• TO BE DONE
Determine how many lines include "Tanszék". Give the number and nothing else.

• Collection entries
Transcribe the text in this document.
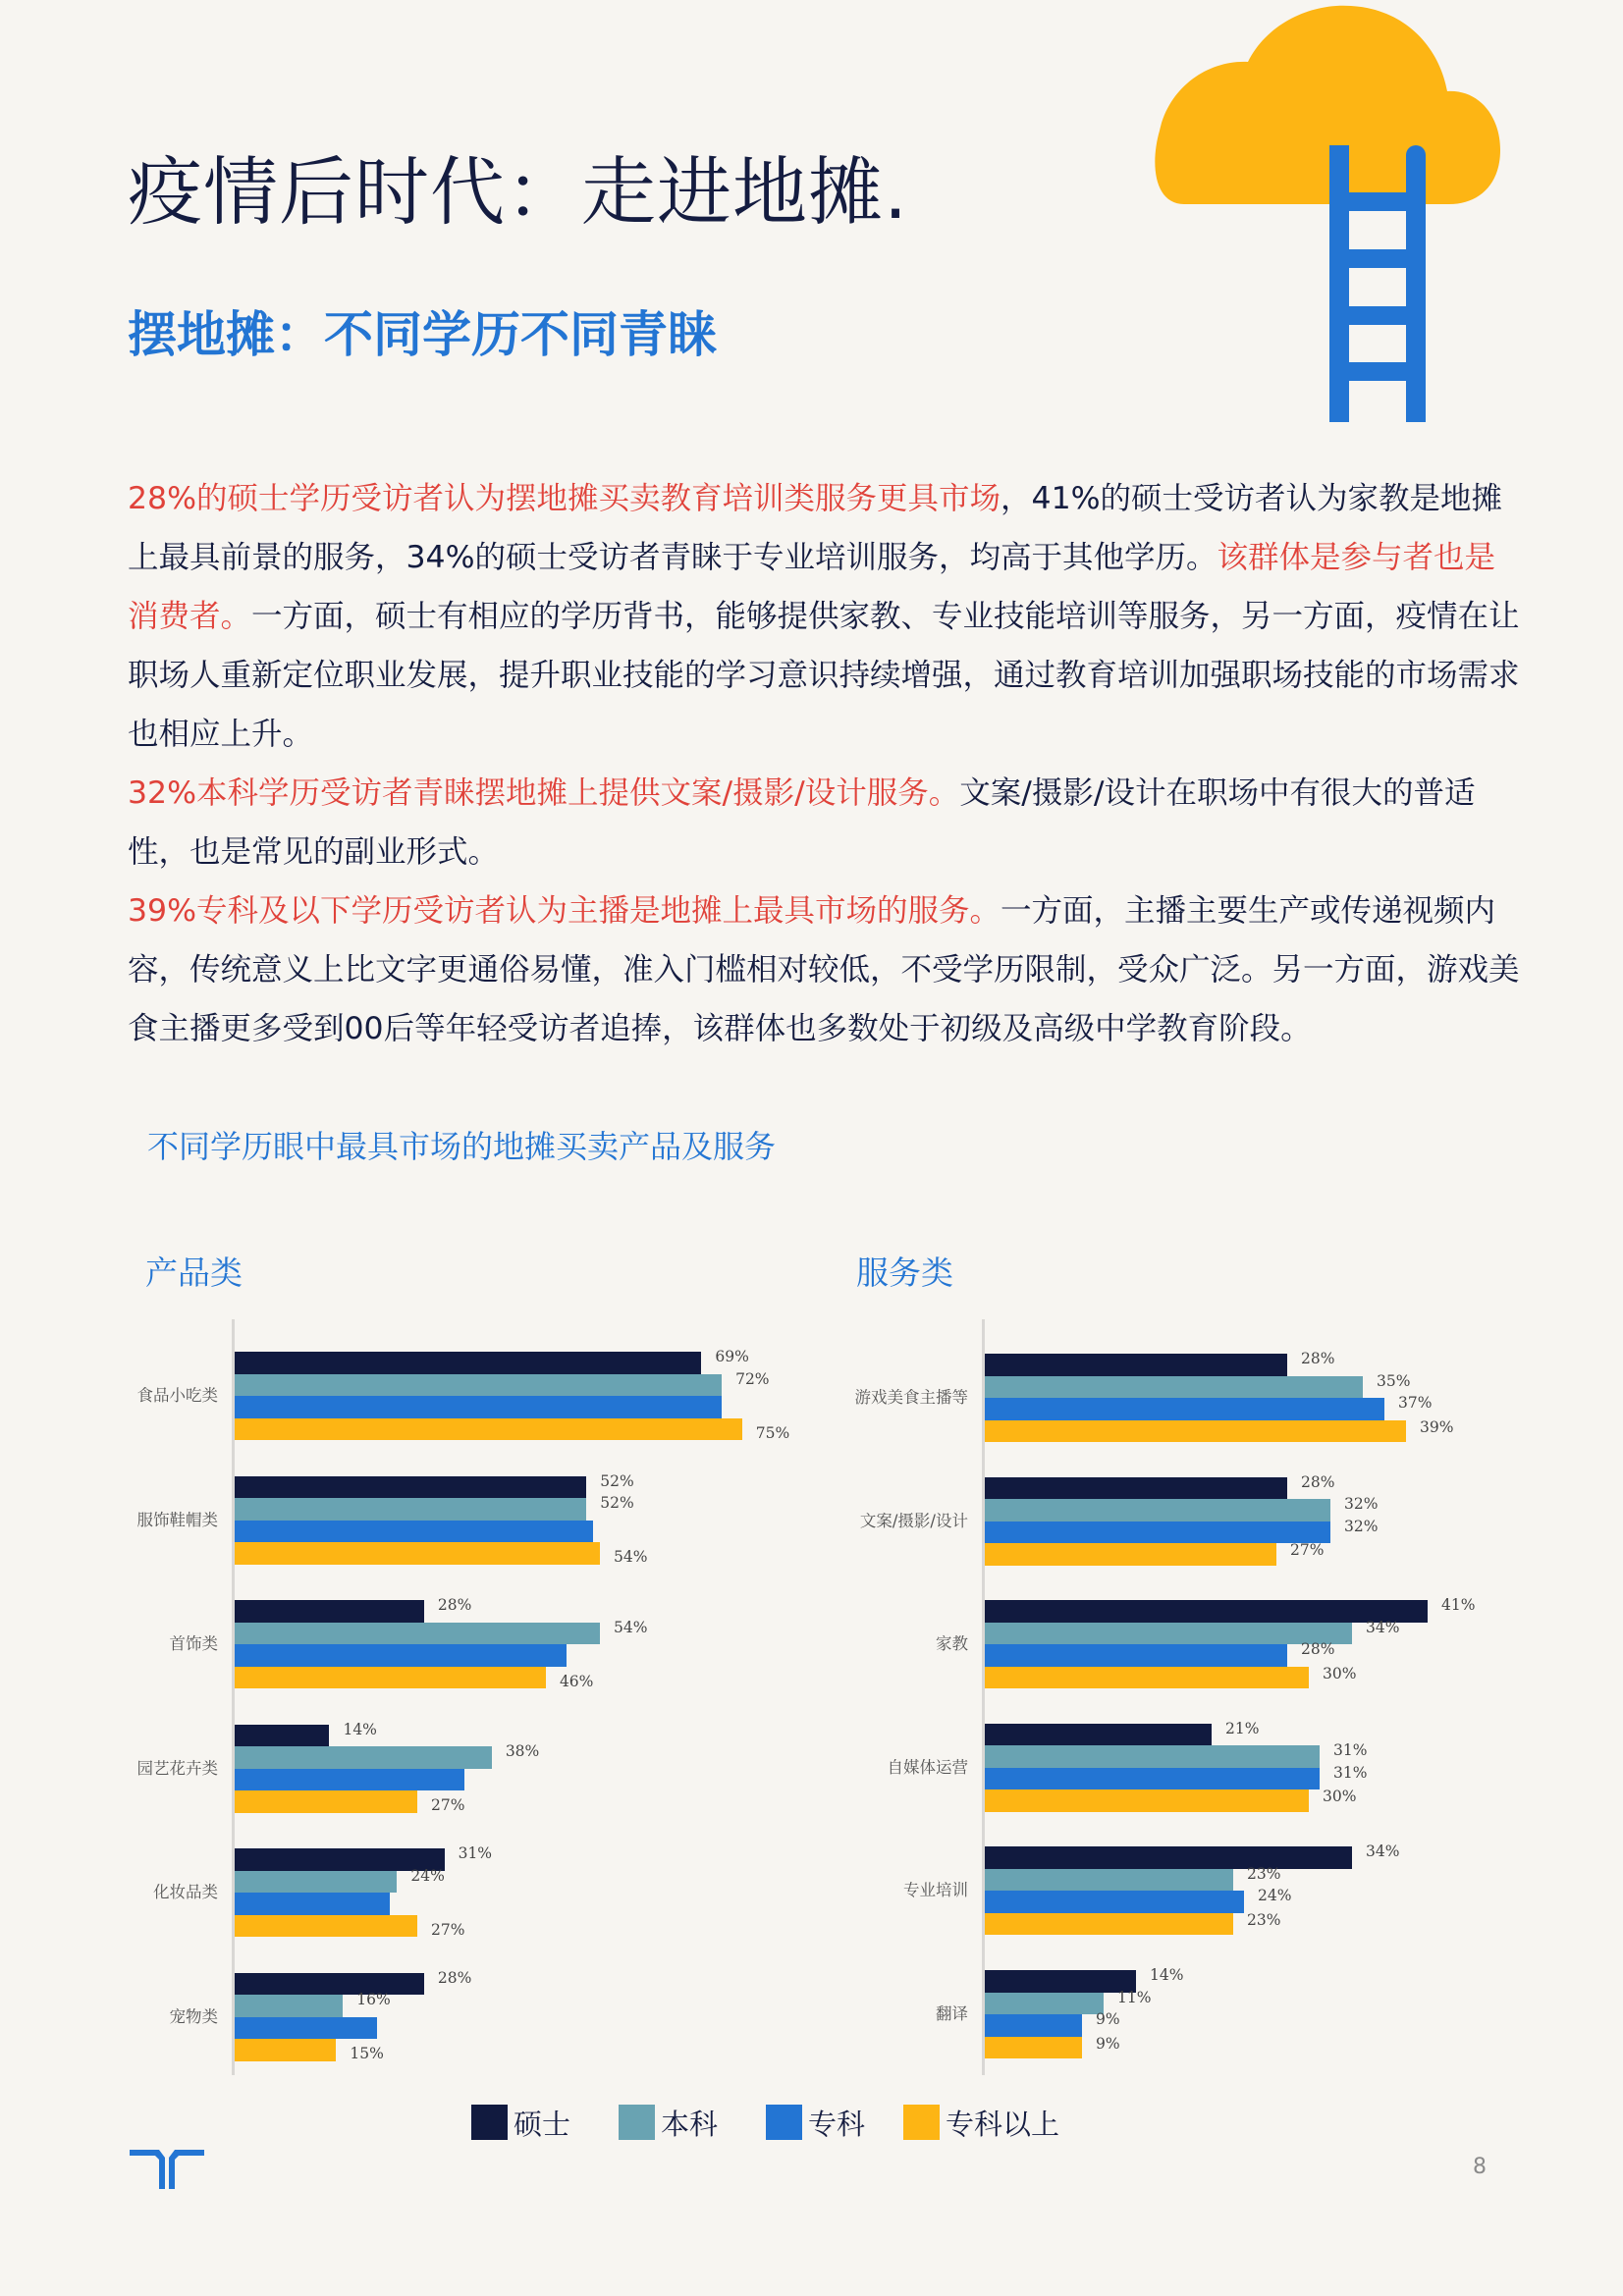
疫情后时代：走进地摊.
摆地摊：不同学历不同青睐

28%的硕士学历受访者认为摆地摊买卖教育培训类服务更具市场，41%的硕士受访者认为家教是地摊上最具前景的服务，34%的硕士受访者青睐于专业培训服务，均高于其他学历。该群体是参与者也是消费者。一方面，硕士有相应的学历背书，能够提供家教、专业技能培训等服务，另一方面，疫情在让职场人重新定位职业发展，提升职业技能的学习意识持续增强，通过教育培训加强职场技能的市场需求也相应上升。

32%本科学历受访者青睐摆地摊上提供文案/摄影/设计服务。文案/摄影/设计在职场中有很大的普适性，也是常见的副业形式。

39%专科及以下学历受访者认为主播是地摊上最具市场的服务。一方面，主播主要生产或传递视频内容，传统意义上比文字更通俗易懂，准入门槛相对较低，不受学历限制，受众广泛。另一方面，游戏美食主播更多受到00后等年轻受访者追捧，该群体也多数处于初级及高级中学教育阶段。

不同学历眼中最具市场的地摊买卖产品及服务
产品类	服务类
食品小吃类
69%
72%
75%
服饰鞋帽类
52%
52%
54%
首饰类
28%
54%
46%
园艺花卉类
14%
38%
27%
化妆品类
31%
24%
27%
宠物类
28%
16%
15%
游戏美食主播等
28%
35%
37%
39%
文案/摄影/设计
28%
32%
32%
27%
家教
41%
34%
28%
30%
自媒体运营
21%
31%
31%
30%
专业培训
34%
23%
24%
23%
翻译
14%
11%
9%
9%
硕士	本科	专科	专科以上
8
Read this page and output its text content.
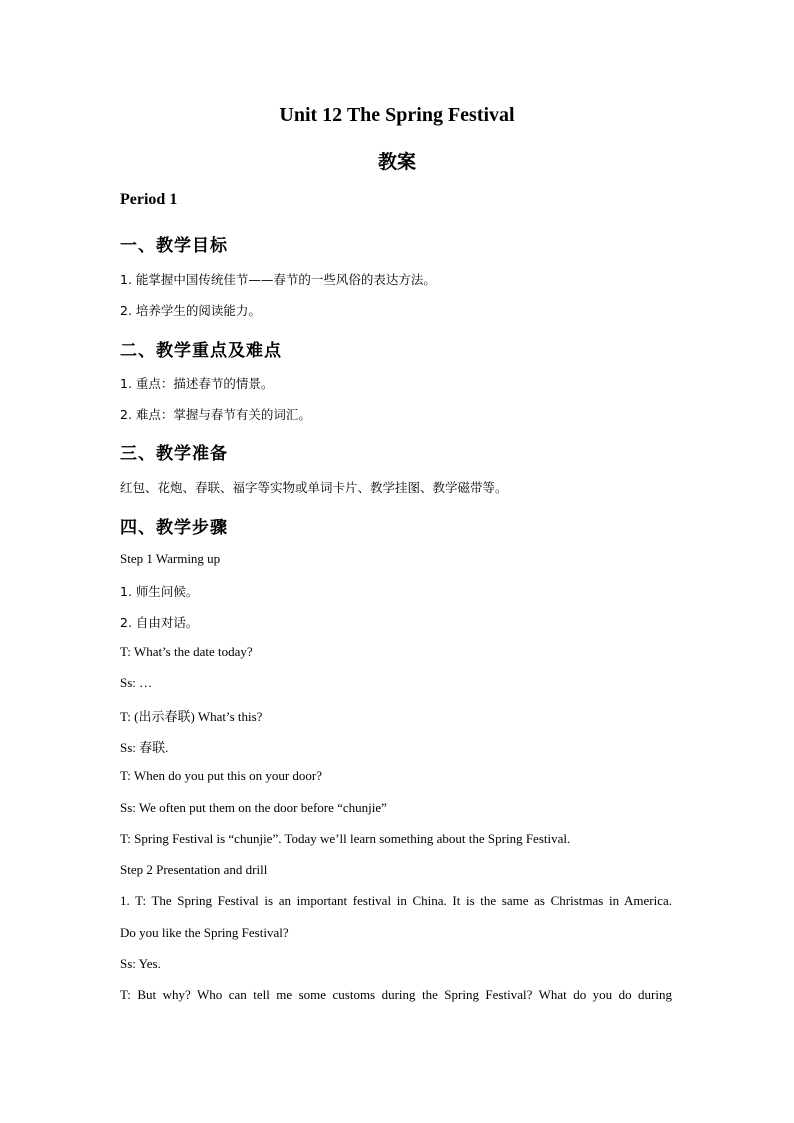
Unit 12 The Spring Festival
教案
Period 1
一、教学目标
1. 能掌握中国传统佳节——春节的一些风俗的表达方法。
2. 培养学生的阅读能力。
二、教学重点及难点
1. 重点：描述春节的情景。
2. 难点：掌握与春节有关的词汇。
三、教学准备
红包、花炮、春联、福字等实物或单词卡片、教学挂图、教学磁带等。
四、教学步骤
Step 1 Warming up
1. 师生问候。
2. 自由对话。
T: What’s the date today?
Ss: …
T: (出示春联) What’s this?
Ss: 春联.
T: When do you put this on your door?
Ss: We often put them on the door before “chunjie”
T: Spring Festival is “chunjie”. Today we’ll learn something about the Spring Festival.
Step 2 Presentation and drill
1. T: The Spring Festival is an important festival in China. It is the same as Christmas in America.
Do you like the Spring Festival?
Ss: Yes.
T: But why? Who can tell me some customs during the Spring Festival? What do you do during
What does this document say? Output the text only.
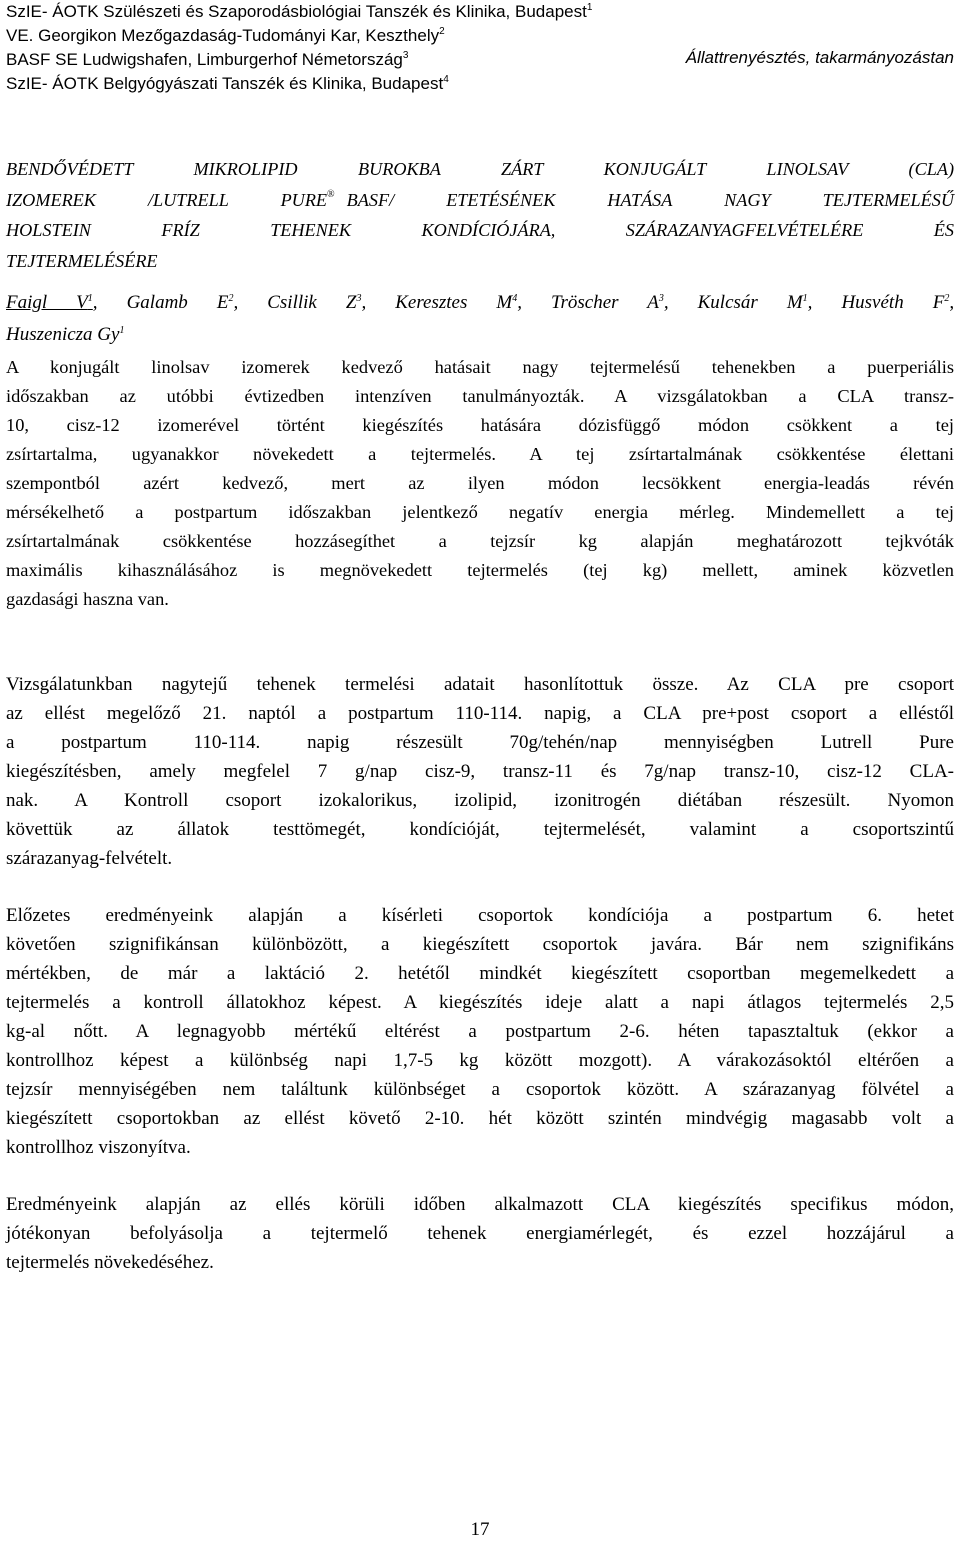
SzIE- ÁOTK Szülészeti és Szaporodásbiológiai Tanszék és Klinika, Budapest$^1$
VE. Georgikon Mezőgazdaság-Tudományi Kar, Keszthely$^2$
BASF SE Ludwigshafen, Limburgerhof Németország$^3$
SzIE- ÁOTK Belgyógyászati Tanszék és Klinika, Budapest$^4$
Állattrenyésztés, takarmányozástan
BENDŐVÉDETT MIKROLIPID BUROKBA ZÁRT KONJUGÁLT LINOLSAV (CLA)
IZOMEREK /LUTRELL PURE® BASF/ ETETÉSÉNEK HATÁSA NAGY TEJTERMELÉSŰ
HOLSTEIN FRÍZ TEHENEK KONDÍCIÓJÁRA, SZÁRAZANYAGFELVÉTELÉRE ÉS
TEJTERMELÉSÉRE
Faigl $V^1$, Galamb $E^2$, Csillik $Z^3$, Keresztes $M^4$, Tröscher $A^3$, Kulcsár $M^1$, Husvéth $F^2$,
Huszenicza Gy$^1$
A konjugált linolsav izomerek kedvező hatásait nagy tejtermelésű tehenekben a puerperiális
időszakban az utóbbi évtizedben intenzíven tanulmányozták. A vizsgálatokban a CLA transz-
10, cisz-12 izomerével történt kiegészítés hatására dózisfüggő módon csökkent a tej
zsírtartalma, ugyanakkor növekedett a tejtermelés. A tej zsírtartalmának csökkentése élettani
szempontból azért kedvező, mert az ilyen módon lecsökkent energia-leadás révén
mérsékelhető a postpartum időszakban jelentkező negatív energia mérleg. Mindemellett a tej
zsírtartalmának csökkentése hozzásegíthet a tejzsír kg alapján meghatározott tejkvóták
maximális kihasználásához is megnövekedett tejtermelés (tej kg) mellett, aminek közvetlen
gazdasági haszna van.
Vizsgálatunkban nagytejű tehenek termelési adatait hasonlítottuk össze. Az CLA pre csoport
az ellést megelőző 21. naptól a postpartum 110-114. napig, a CLA pre+post csoport a elléstől
a postpartum 110-114. napig részesült 70g/tehén/nap mennyiségben Lutrell Pure
kiegészítésben, amely megfelel 7 g/nap cisz-9, transz-11 és 7g/nap transz-10, cisz-12 CLA-
nak. A Kontroll csoport izokalorikus, izolipid, izonitrogén diétában részesült. Nyomon
követtük az állatok testtömegét, kondícióját, tejtermelését, valamint a csoportszintű
szárazanyag-felvételt.
Előzetes eredményeink alapján a kísérleti csoportok kondíciója a postpartum 6. hetet
követően szignifikánsan különbözött, a kiegészített csoportok javára. Bár nem szignifikáns
mértékben, de már a laktáció 2. hetétől mindkét kiegészített csoportban megemelkedett a
tejtermelés a kontroll állatokhoz képest. A kiegészítés ideje alatt a napi átlagos tejtermelés 2,5
kg-al nőtt. A legnagyobb mértékű eltérést a postpartum 2-6. héten tapasztaltuk (ekkor a
kontrollhoz képest a különbség napi 1,7-5 kg között mozgott). A várakozásoktól eltérően a
tejzsír mennyiségében nem találtunk különbséget a csoportok között. A szárazanyag fölvétel a
kiegészített csoportokban az ellést követő 2-10. hét között szintén mindvégig magasabb volt a
kontrollhoz viszonyítva.
Eredményeink alapján az ellés körüli időben alkalmazott CLA kiegészítés specifikus módon,
jótékonyan befolyásolja a tejtermelő tehenek energiamérlegét, és ezzel hozzájárul a
tejtermelés növekedéséhez.
17
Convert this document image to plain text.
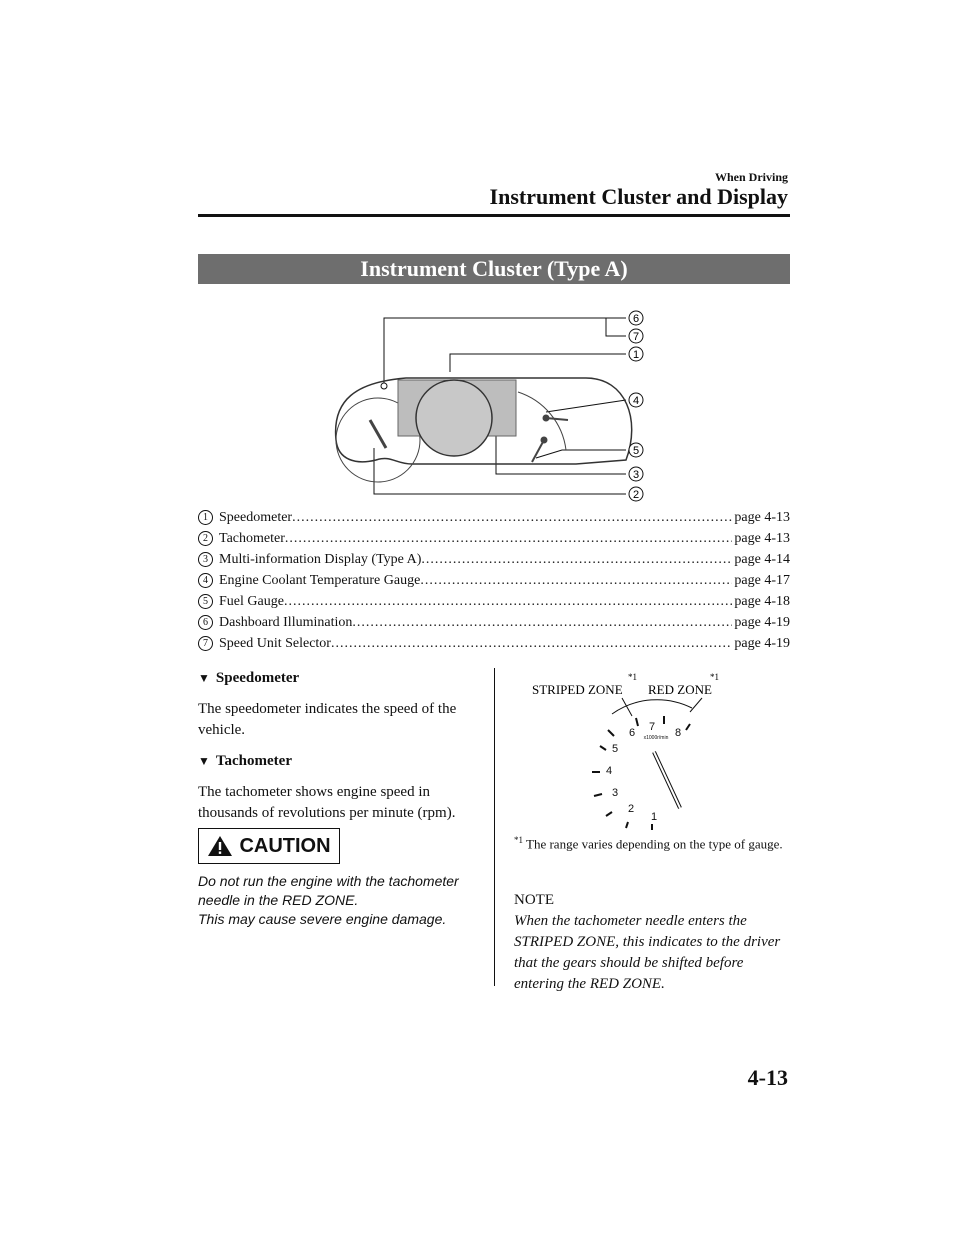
When Driving
Instrument Cluster and Display
Instrument Cluster (Type A)
6
7
1
4
5
3
2
1 Speedometer .....	page 4-13
2 Tachometer .....	page 4-13
3 Multi-information Display (Type A) .....	page 4-14
4 Engine Coolant Temperature Gauge .....	page 4-17
5 Fuel Gauge .....	page 4-18
6 Dashboard Illumination .....	page 4-19
7 Speed Unit Selector .....	page 4-19
▼ Speedometer
The speedometer indicates the speed of the vehicle.
▼ Tachometer
The tachometer shows engine speed in thousands of revolutions per minute (rpm).
CAUTION
Do not run the engine with the tachometer needle in the RED ZONE.
This may cause severe engine damage.
STRIPED ZONE
*1
RED ZONE
*1
1
2
3
4
5
6 7 8
x1000r/min
$^{*1}$ The range varies depending on the type of gauge.
NOTE
When the tachometer needle enters the STRIPED ZONE, this indicates to the driver that the gears should be shifted before entering the RED ZONE.
4-13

• SOLUTION
2